OBJECTIVE
In the entries below, find every line holding the string "placeholder" and collect it.

---------------

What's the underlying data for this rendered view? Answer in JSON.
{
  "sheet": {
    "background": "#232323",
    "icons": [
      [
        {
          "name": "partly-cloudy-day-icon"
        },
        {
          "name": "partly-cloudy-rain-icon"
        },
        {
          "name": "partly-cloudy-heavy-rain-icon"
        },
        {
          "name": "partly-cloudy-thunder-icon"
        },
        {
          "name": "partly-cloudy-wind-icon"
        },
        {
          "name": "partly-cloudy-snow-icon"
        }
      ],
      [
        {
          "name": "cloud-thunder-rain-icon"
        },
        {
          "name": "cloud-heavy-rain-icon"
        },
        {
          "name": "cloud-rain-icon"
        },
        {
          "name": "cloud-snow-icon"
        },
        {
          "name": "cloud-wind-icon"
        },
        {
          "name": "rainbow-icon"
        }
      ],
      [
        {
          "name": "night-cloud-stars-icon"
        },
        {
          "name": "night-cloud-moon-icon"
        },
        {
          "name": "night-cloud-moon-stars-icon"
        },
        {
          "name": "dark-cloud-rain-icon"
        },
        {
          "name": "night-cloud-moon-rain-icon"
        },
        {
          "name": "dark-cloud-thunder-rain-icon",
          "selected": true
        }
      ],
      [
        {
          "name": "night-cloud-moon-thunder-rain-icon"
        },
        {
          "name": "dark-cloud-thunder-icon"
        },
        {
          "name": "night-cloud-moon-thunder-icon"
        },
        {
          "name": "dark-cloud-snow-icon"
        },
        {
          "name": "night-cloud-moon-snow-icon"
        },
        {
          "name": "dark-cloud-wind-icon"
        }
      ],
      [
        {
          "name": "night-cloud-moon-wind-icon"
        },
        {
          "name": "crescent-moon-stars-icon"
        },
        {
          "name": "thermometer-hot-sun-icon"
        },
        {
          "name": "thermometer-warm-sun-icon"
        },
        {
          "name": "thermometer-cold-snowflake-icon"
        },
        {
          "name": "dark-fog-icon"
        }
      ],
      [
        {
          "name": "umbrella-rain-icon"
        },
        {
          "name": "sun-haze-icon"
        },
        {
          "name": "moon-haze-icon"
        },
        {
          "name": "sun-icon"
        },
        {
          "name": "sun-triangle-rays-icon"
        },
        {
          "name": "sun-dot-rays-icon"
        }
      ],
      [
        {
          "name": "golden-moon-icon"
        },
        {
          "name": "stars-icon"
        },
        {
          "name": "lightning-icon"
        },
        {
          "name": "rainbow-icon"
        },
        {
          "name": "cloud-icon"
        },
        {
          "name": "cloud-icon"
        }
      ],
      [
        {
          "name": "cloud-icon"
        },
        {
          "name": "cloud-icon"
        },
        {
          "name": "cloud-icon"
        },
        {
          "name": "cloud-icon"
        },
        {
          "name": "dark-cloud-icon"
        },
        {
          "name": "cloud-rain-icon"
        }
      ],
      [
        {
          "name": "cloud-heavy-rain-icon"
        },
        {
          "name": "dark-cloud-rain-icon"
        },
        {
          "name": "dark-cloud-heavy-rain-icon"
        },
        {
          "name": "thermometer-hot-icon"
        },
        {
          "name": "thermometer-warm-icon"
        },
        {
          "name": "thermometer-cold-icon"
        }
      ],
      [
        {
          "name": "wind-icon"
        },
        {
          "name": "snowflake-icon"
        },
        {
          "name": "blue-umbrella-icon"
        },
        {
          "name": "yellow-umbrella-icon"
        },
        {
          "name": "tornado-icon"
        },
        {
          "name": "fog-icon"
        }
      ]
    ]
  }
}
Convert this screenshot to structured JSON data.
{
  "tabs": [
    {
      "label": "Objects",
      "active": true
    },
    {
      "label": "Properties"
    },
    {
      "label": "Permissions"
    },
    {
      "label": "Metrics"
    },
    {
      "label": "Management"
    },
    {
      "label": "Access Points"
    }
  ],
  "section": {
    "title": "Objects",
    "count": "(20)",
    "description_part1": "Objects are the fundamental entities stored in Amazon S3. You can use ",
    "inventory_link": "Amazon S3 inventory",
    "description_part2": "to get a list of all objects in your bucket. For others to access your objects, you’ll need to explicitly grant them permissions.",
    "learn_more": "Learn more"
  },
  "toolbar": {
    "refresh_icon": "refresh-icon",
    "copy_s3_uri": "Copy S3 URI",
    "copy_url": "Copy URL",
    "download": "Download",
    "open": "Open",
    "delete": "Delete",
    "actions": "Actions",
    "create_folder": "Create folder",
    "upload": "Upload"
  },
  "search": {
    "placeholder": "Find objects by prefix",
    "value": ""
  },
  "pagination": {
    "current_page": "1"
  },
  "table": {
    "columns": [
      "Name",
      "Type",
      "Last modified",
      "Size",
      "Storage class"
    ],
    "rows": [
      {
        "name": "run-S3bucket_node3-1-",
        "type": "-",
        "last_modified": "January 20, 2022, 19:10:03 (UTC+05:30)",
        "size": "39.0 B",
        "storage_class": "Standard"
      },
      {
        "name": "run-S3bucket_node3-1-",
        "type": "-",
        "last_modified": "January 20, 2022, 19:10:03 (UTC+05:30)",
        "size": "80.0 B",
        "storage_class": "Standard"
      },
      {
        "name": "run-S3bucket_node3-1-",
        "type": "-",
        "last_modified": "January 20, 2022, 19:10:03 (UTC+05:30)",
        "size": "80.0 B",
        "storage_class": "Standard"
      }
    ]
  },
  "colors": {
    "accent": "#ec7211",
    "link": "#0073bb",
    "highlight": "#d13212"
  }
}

---------------

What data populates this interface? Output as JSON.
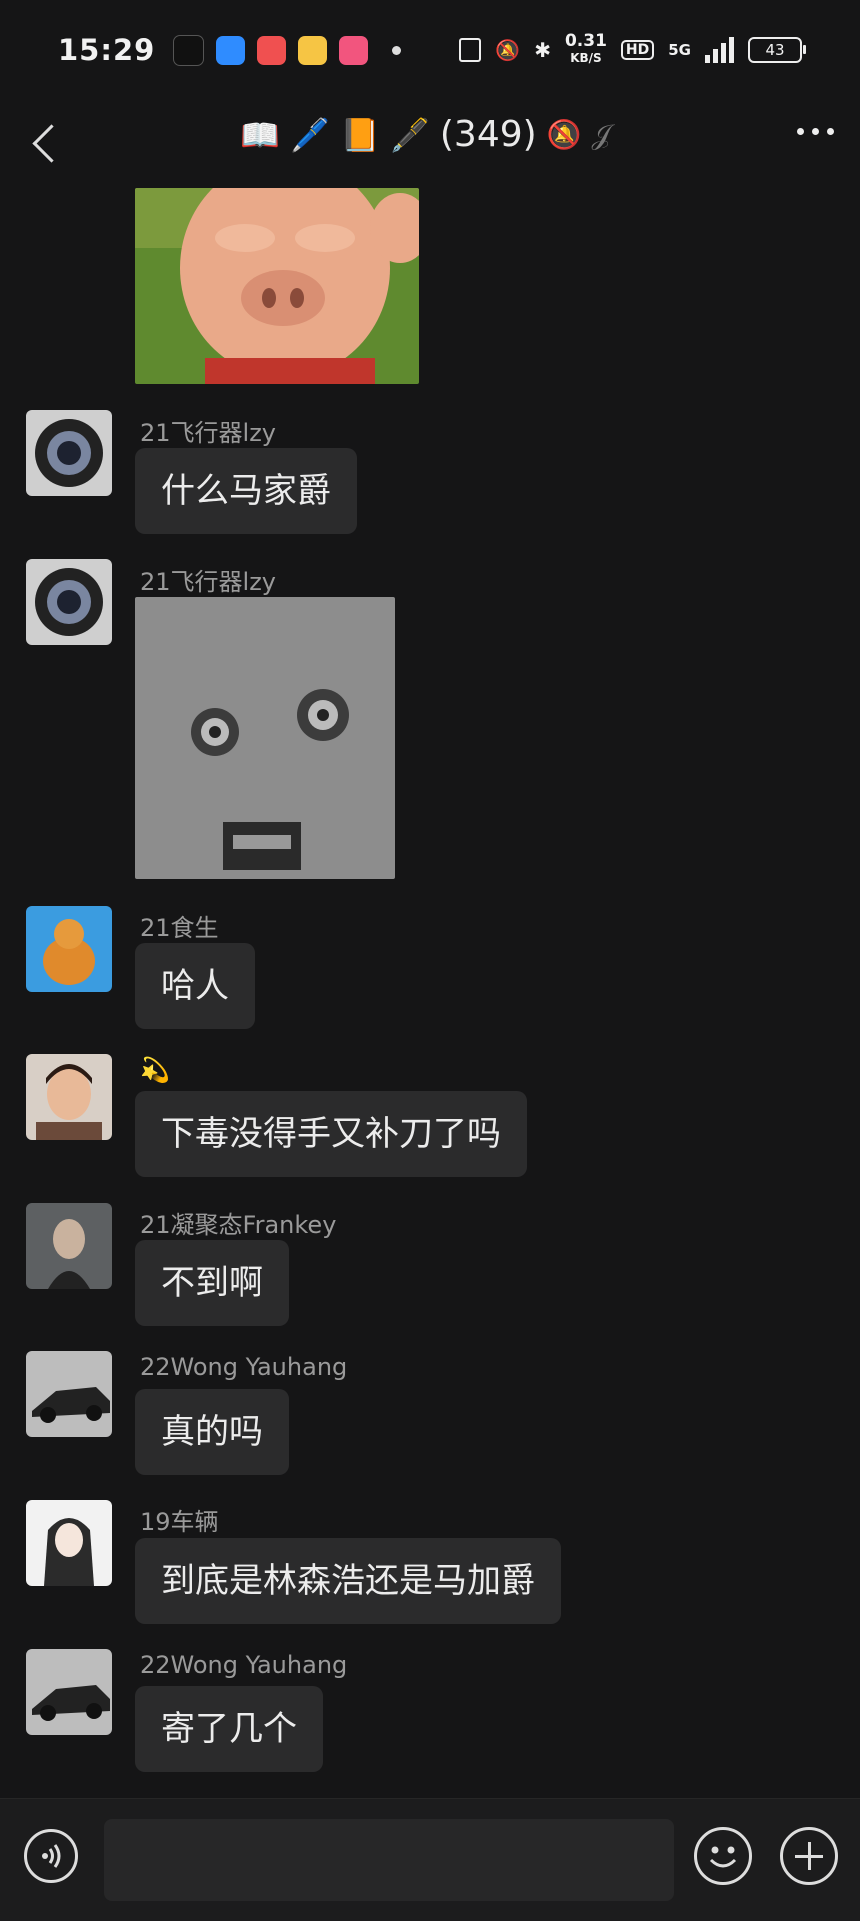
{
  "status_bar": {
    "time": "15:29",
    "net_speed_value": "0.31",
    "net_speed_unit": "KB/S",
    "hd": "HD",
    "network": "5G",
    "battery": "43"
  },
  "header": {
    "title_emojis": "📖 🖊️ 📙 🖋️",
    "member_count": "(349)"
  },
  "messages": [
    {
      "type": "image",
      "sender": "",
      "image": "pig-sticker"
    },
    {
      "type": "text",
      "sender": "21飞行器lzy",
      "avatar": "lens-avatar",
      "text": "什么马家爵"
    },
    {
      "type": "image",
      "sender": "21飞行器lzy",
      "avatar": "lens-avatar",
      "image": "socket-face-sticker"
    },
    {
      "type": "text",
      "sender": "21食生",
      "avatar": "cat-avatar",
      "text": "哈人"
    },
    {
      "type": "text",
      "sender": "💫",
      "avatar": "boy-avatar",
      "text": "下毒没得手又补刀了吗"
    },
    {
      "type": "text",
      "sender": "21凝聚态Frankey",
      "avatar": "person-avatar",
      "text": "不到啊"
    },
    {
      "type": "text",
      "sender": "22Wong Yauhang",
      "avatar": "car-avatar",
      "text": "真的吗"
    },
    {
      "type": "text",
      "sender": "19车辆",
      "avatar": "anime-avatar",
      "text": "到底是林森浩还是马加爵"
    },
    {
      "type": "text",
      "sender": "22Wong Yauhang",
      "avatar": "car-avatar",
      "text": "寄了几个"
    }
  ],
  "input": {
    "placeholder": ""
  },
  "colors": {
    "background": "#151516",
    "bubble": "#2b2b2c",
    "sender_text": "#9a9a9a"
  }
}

---------------

EXERCISE SOLUTION
    "placeholder": "Find objects by prefix",
    "placeholder": ""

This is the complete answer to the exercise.